What this task involves
Write out all records as given; omit images.

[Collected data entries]
*****
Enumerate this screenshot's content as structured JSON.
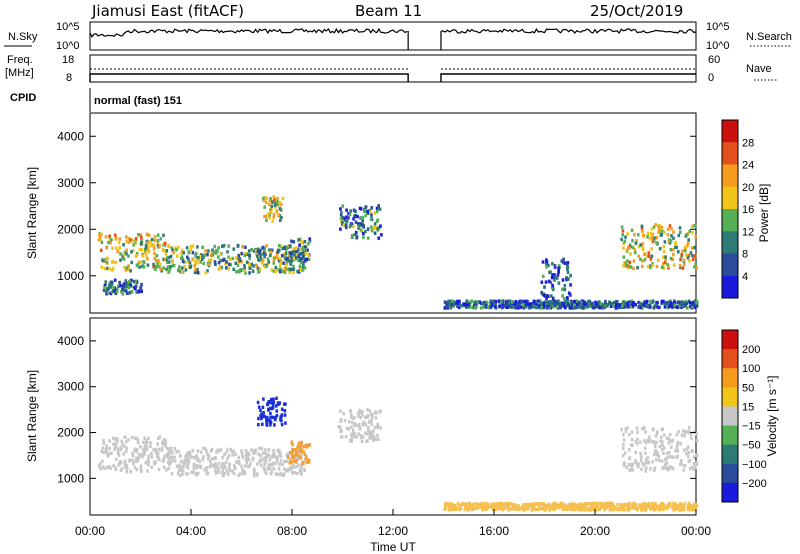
{
  "header": {
    "radar": "Jiamusi East (fitACF)",
    "beam": "Beam 11",
    "date": "25/Oct/2019",
    "cpid_label": "CPID",
    "cpid_value": "normal (fast) 151"
  },
  "chart_data": [
    {
      "type": "line",
      "name": "noise",
      "left_label": "N.Sky",
      "right_label": "N.Search",
      "left_ticks": [
        "10^5",
        "10^0"
      ],
      "right_ticks": [
        "10^5",
        "10^0"
      ]
    },
    {
      "type": "line",
      "name": "freq-nave",
      "left_label_top": "Freq.",
      "left_label_bottom": "[MHz]",
      "right_label": "Nave",
      "left_ticks": [
        "18",
        "8"
      ],
      "right_ticks": [
        "60",
        "0"
      ],
      "gap_hours": [
        12.6,
        13.9
      ]
    },
    {
      "type": "heatmap",
      "name": "power",
      "ylabel": "Slant Range [km]",
      "ylim": [
        200,
        4500
      ],
      "yticks": [
        1000,
        2000,
        3000,
        4000
      ],
      "xlim": [
        0,
        24
      ],
      "colorbar": {
        "label": "Power [dB]",
        "range": [
          0,
          32
        ],
        "ticks": [
          4,
          8,
          12,
          16,
          20,
          24,
          28
        ],
        "colors": [
          "#1a1adc",
          "#2a4c9c",
          "#2e7a74",
          "#55b055",
          "#f0c419",
          "#f59b1e",
          "#e4501b",
          "#cc1010"
        ]
      },
      "echo_regions": [
        {
          "t0": 0.3,
          "t1": 3.0,
          "r0": 1100,
          "r1": 1900,
          "level": 0.55
        },
        {
          "t0": 3.0,
          "t1": 8.5,
          "r0": 1050,
          "r1": 1650,
          "level": 0.4
        },
        {
          "t0": 6.8,
          "t1": 7.6,
          "r0": 2150,
          "r1": 2700,
          "level": 0.55
        },
        {
          "t0": 7.8,
          "t1": 8.7,
          "r0": 1300,
          "r1": 1800,
          "level": 0.3
        },
        {
          "t0": 0.5,
          "t1": 2.0,
          "r0": 600,
          "r1": 900,
          "level": 0.2
        },
        {
          "t0": 9.8,
          "t1": 11.5,
          "r0": 1800,
          "r1": 2500,
          "level": 0.25
        },
        {
          "t0": 21.0,
          "t1": 24.0,
          "r0": 1150,
          "r1": 2100,
          "level": 0.55
        },
        {
          "t0": 17.8,
          "t1": 19.0,
          "r0": 500,
          "r1": 1350,
          "level": 0.15
        },
        {
          "t0": 14.0,
          "t1": 24.0,
          "r0": 300,
          "r1": 450,
          "level": 0.15
        }
      ]
    },
    {
      "type": "heatmap",
      "name": "velocity",
      "ylabel": "Slant Range [km]",
      "xlabel": "Time UT",
      "ylim": [
        200,
        4500
      ],
      "yticks": [
        1000,
        2000,
        3000,
        4000
      ],
      "xlim": [
        0,
        24
      ],
      "xticks": [
        "00:00",
        "04:00",
        "08:00",
        "12:00",
        "16:00",
        "20:00",
        "00:00"
      ],
      "colorbar": {
        "label": "Velocity [m s⁻¹]",
        "tick_labels": [
          "200",
          "100",
          "50",
          "15",
          "−15",
          "−50",
          "−100",
          "−200"
        ],
        "colors": [
          "#1a1adc",
          "#2a4c9c",
          "#2e7a74",
          "#55b055",
          "#c8c8c8",
          "#f0c419",
          "#f59b1e",
          "#e4501b",
          "#cc1010"
        ]
      },
      "echo_regions": [
        {
          "t0": 0.3,
          "t1": 3.0,
          "r0": 1100,
          "r1": 1900,
          "color": "#c8c8c8"
        },
        {
          "t0": 3.0,
          "t1": 8.5,
          "r0": 1050,
          "r1": 1650,
          "color": "#c8c8c8"
        },
        {
          "t0": 6.6,
          "t1": 7.7,
          "r0": 2150,
          "r1": 2750,
          "color": "#1a2fd8"
        },
        {
          "t0": 7.8,
          "t1": 8.7,
          "r0": 1300,
          "r1": 1800,
          "color": "#f2a03a"
        },
        {
          "t0": 9.8,
          "t1": 11.5,
          "r0": 1800,
          "r1": 2500,
          "color": "#c8c8c8"
        },
        {
          "t0": 21.0,
          "t1": 24.0,
          "r0": 1150,
          "r1": 2100,
          "color": "#c8c8c8"
        },
        {
          "t0": 14.0,
          "t1": 24.0,
          "r0": 300,
          "r1": 450,
          "color": "#f5c050"
        }
      ]
    }
  ]
}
*****
Written response
Enumerate this screenshot's content as structured JSON.
{
  "header": {
    "radar": "Jiamusi East (fitACF)",
    "beam": "Beam 11",
    "date": "25/Oct/2019",
    "cpid_label": "CPID",
    "cpid_value": "normal (fast) 151"
  },
  "chart_data": [
    {
      "type": "line",
      "name": "noise",
      "left_label": "N.Sky",
      "right_label": "N.Search",
      "left_ticks": [
        "10^5",
        "10^0"
      ],
      "right_ticks": [
        "10^5",
        "10^0"
      ]
    },
    {
      "type": "line",
      "name": "freq-nave",
      "left_label_top": "Freq.",
      "left_label_bottom": "[MHz]",
      "right_label": "Nave",
      "left_ticks": [
        "18",
        "8"
      ],
      "right_ticks": [
        "60",
        "0"
      ],
      "gap_hours": [
        12.6,
        13.9
      ]
    },
    {
      "type": "heatmap",
      "name": "power",
      "ylabel": "Slant Range [km]",
      "ylim": [
        200,
        4500
      ],
      "yticks": [
        1000,
        2000,
        3000,
        4000
      ],
      "xlim": [
        0,
        24
      ],
      "colorbar": {
        "label": "Power [dB]",
        "range": [
          0,
          32
        ],
        "ticks": [
          4,
          8,
          12,
          16,
          20,
          24,
          28
        ],
        "colors": [
          "#1a1adc",
          "#2a4c9c",
          "#2e7a74",
          "#55b055",
          "#f0c419",
          "#f59b1e",
          "#e4501b",
          "#cc1010"
        ]
      },
      "echo_regions": [
        {
          "t0": 0.3,
          "t1": 3.0,
          "r0": 1100,
          "r1": 1900,
          "level": 0.55
        },
        {
          "t0": 3.0,
          "t1": 8.5,
          "r0": 1050,
          "r1": 1650,
          "level": 0.4
        },
        {
          "t0": 6.8,
          "t1": 7.6,
          "r0": 2150,
          "r1": 2700,
          "level": 0.55
        },
        {
          "t0": 7.8,
          "t1": 8.7,
          "r0": 1300,
          "r1": 1800,
          "level": 0.3
        },
        {
          "t0": 0.5,
          "t1": 2.0,
          "r0": 600,
          "r1": 900,
          "level": 0.2
        },
        {
          "t0": 9.8,
          "t1": 11.5,
          "r0": 1800,
          "r1": 2500,
          "level": 0.25
        },
        {
          "t0": 21.0,
          "t1": 24.0,
          "r0": 1150,
          "r1": 2100,
          "level": 0.55
        },
        {
          "t0": 17.8,
          "t1": 19.0,
          "r0": 500,
          "r1": 1350,
          "level": 0.15
        },
        {
          "t0": 14.0,
          "t1": 24.0,
          "r0": 300,
          "r1": 450,
          "level": 0.15
        }
      ]
    },
    {
      "type": "heatmap",
      "name": "velocity",
      "ylabel": "Slant Range [km]",
      "xlabel": "Time UT",
      "ylim": [
        200,
        4500
      ],
      "yticks": [
        1000,
        2000,
        3000,
        4000
      ],
      "xlim": [
        0,
        24
      ],
      "xticks": [
        "00:00",
        "04:00",
        "08:00",
        "12:00",
        "16:00",
        "20:00",
        "00:00"
      ],
      "colorbar": {
        "label": "Velocity [m s⁻¹]",
        "tick_labels": [
          "200",
          "100",
          "50",
          "15",
          "−15",
          "−50",
          "−100",
          "−200"
        ],
        "colors": [
          "#1a1adc",
          "#2a4c9c",
          "#2e7a74",
          "#55b055",
          "#c8c8c8",
          "#f0c419",
          "#f59b1e",
          "#e4501b",
          "#cc1010"
        ]
      },
      "echo_regions": [
        {
          "t0": 0.3,
          "t1": 3.0,
          "r0": 1100,
          "r1": 1900,
          "color": "#c8c8c8"
        },
        {
          "t0": 3.0,
          "t1": 8.5,
          "r0": 1050,
          "r1": 1650,
          "color": "#c8c8c8"
        },
        {
          "t0": 6.6,
          "t1": 7.7,
          "r0": 2150,
          "r1": 2750,
          "color": "#1a2fd8"
        },
        {
          "t0": 7.8,
          "t1": 8.7,
          "r0": 1300,
          "r1": 1800,
          "color": "#f2a03a"
        },
        {
          "t0": 9.8,
          "t1": 11.5,
          "r0": 1800,
          "r1": 2500,
          "color": "#c8c8c8"
        },
        {
          "t0": 21.0,
          "t1": 24.0,
          "r0": 1150,
          "r1": 2100,
          "color": "#c8c8c8"
        },
        {
          "t0": 14.0,
          "t1": 24.0,
          "r0": 300,
          "r1": 450,
          "color": "#f5c050"
        }
      ]
    }
  ]
}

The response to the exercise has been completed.